• _Task_
Leave the pictures out and transcribe every record exactly.

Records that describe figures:
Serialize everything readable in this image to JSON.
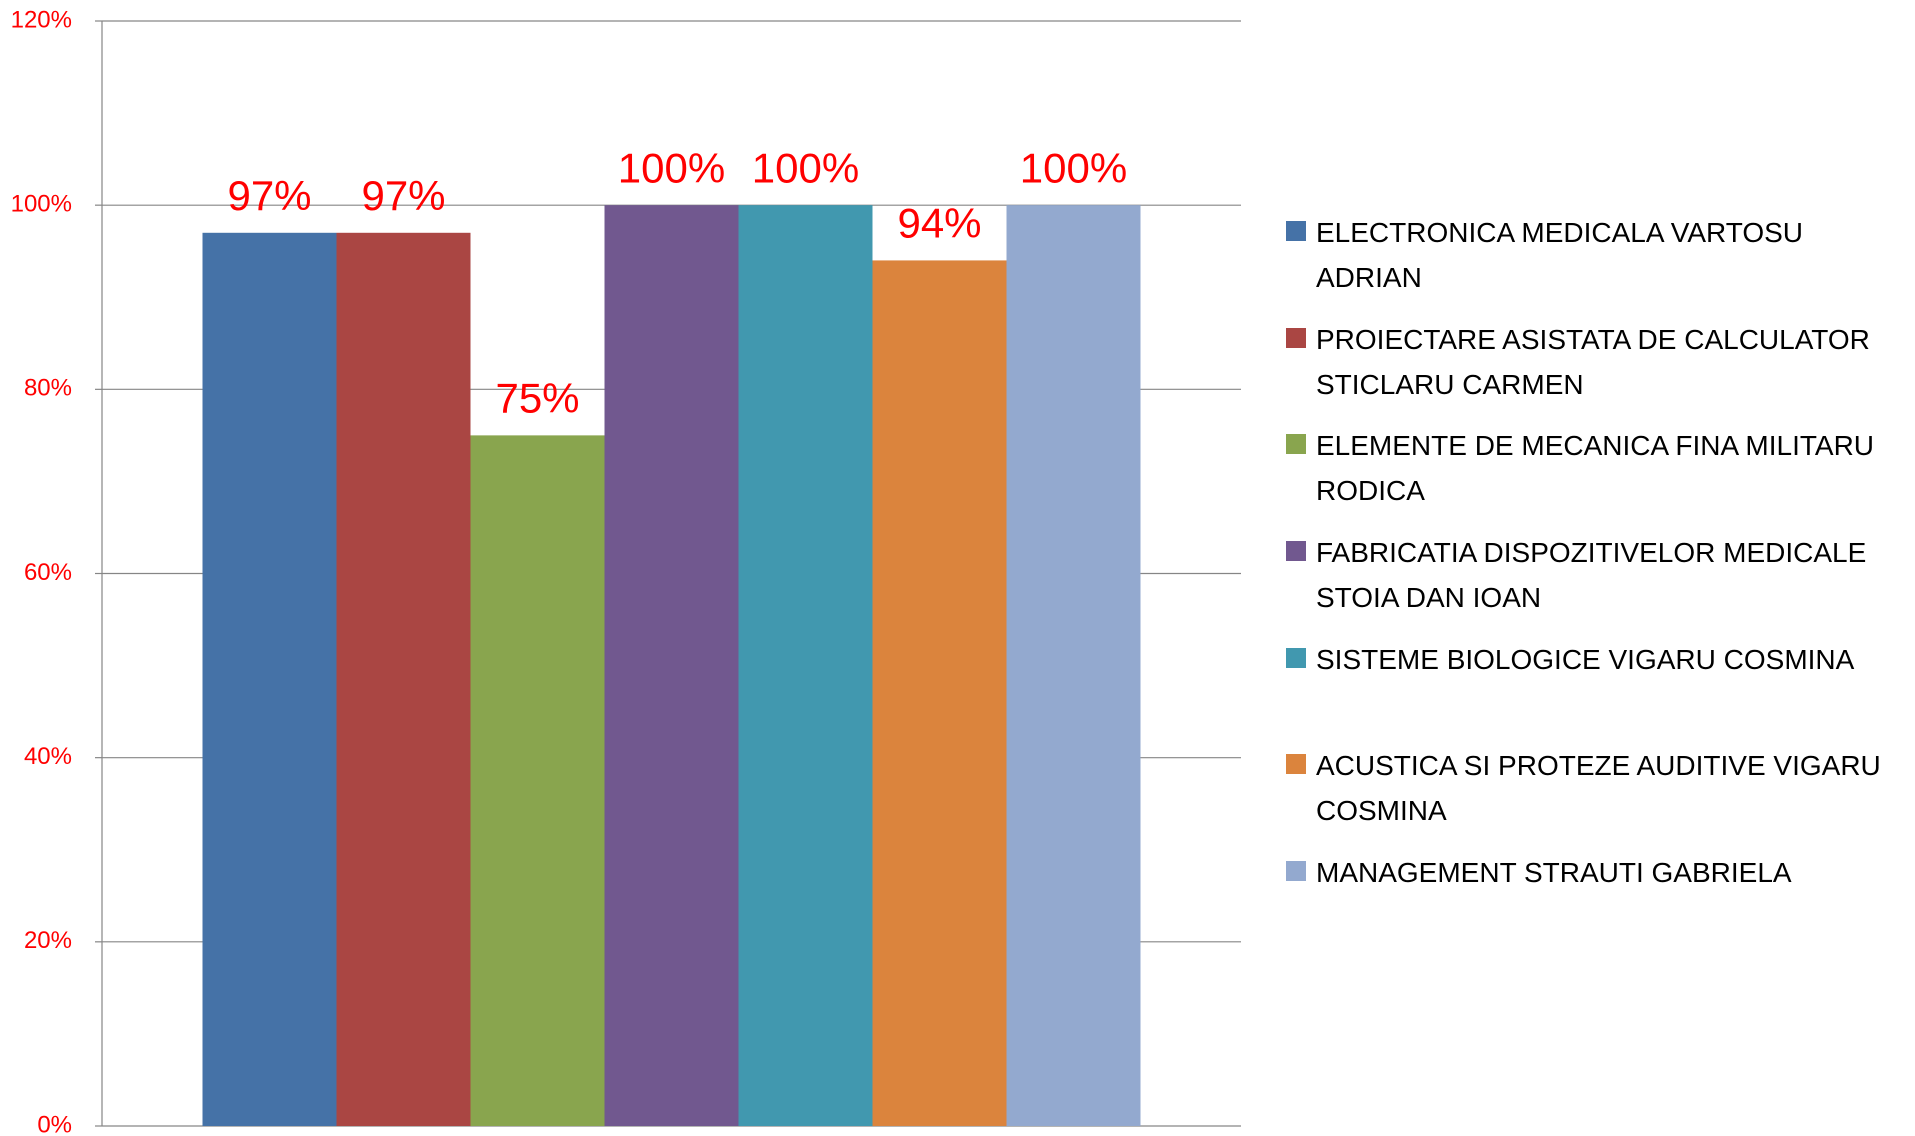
{
  "chart_data": {
    "type": "bar",
    "categories": [
      null
    ],
    "series": [
      {
        "name": "ELECTRONICA MEDICALA VARTOSU ADRIAN",
        "color": "#4572a7",
        "values": [
          97
        ],
        "value_labels": [
          "97%"
        ]
      },
      {
        "name": "PROIECTARE ASISTATA DE CALCULATOR STICLARU CARMEN",
        "color": "#aa4643",
        "values": [
          97
        ],
        "value_labels": [
          "97%"
        ]
      },
      {
        "name": "ELEMENTE DE MECANICA FINA MILITARU RODICA",
        "color": "#89a54e",
        "values": [
          75
        ],
        "value_labels": [
          "75%"
        ]
      },
      {
        "name": "FABRICATIA DISPOZITIVELOR MEDICALE STOIA DAN IOAN",
        "color": "#71588f",
        "values": [
          100
        ],
        "value_labels": [
          "100%"
        ]
      },
      {
        "name": "SISTEME BIOLOGICE VIGARU COSMINA",
        "color": "#4198af",
        "values": [
          100
        ],
        "value_labels": [
          "100%"
        ]
      },
      {
        "name": "ACUSTICA SI PROTEZE AUDITIVE VIGARU COSMINA",
        "color": "#db843d",
        "values": [
          94
        ],
        "value_labels": [
          "94%"
        ]
      },
      {
        "name": "MANAGEMENT STRAUTI GABRIELA",
        "color": "#93a9cf",
        "values": [
          100
        ],
        "value_labels": [
          "100%"
        ]
      }
    ],
    "ylim": [
      0,
      120
    ],
    "yticks": [
      {
        "value": 0,
        "label": "0%"
      },
      {
        "value": 20,
        "label": "20%"
      },
      {
        "value": 40,
        "label": "40%"
      },
      {
        "value": 60,
        "label": "60%"
      },
      {
        "value": 80,
        "label": "80%"
      },
      {
        "value": 100,
        "label": "100%"
      },
      {
        "value": 120,
        "label": "120%"
      }
    ],
    "grid": true,
    "legend": "right"
  }
}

• _Task result_
Serialize everything readable in this image to JSON.
{
  "chart_data": {
    "type": "bar",
    "categories": [
      null
    ],
    "series": [
      {
        "name": "ELECTRONICA MEDICALA VARTOSU ADRIAN",
        "color": "#4572a7",
        "values": [
          97
        ],
        "value_labels": [
          "97%"
        ]
      },
      {
        "name": "PROIECTARE ASISTATA DE CALCULATOR STICLARU CARMEN",
        "color": "#aa4643",
        "values": [
          97
        ],
        "value_labels": [
          "97%"
        ]
      },
      {
        "name": "ELEMENTE DE MECANICA FINA MILITARU RODICA",
        "color": "#89a54e",
        "values": [
          75
        ],
        "value_labels": [
          "75%"
        ]
      },
      {
        "name": "FABRICATIA DISPOZITIVELOR MEDICALE STOIA DAN IOAN",
        "color": "#71588f",
        "values": [
          100
        ],
        "value_labels": [
          "100%"
        ]
      },
      {
        "name": "SISTEME BIOLOGICE VIGARU COSMINA",
        "color": "#4198af",
        "values": [
          100
        ],
        "value_labels": [
          "100%"
        ]
      },
      {
        "name": "ACUSTICA SI PROTEZE AUDITIVE VIGARU COSMINA",
        "color": "#db843d",
        "values": [
          94
        ],
        "value_labels": [
          "94%"
        ]
      },
      {
        "name": "MANAGEMENT STRAUTI GABRIELA",
        "color": "#93a9cf",
        "values": [
          100
        ],
        "value_labels": [
          "100%"
        ]
      }
    ],
    "ylim": [
      0,
      120
    ],
    "yticks": [
      {
        "value": 0,
        "label": "0%"
      },
      {
        "value": 20,
        "label": "20%"
      },
      {
        "value": 40,
        "label": "40%"
      },
      {
        "value": 60,
        "label": "60%"
      },
      {
        "value": 80,
        "label": "80%"
      },
      {
        "value": 100,
        "label": "100%"
      },
      {
        "value": 120,
        "label": "120%"
      }
    ],
    "grid": true,
    "legend": "right"
  }
}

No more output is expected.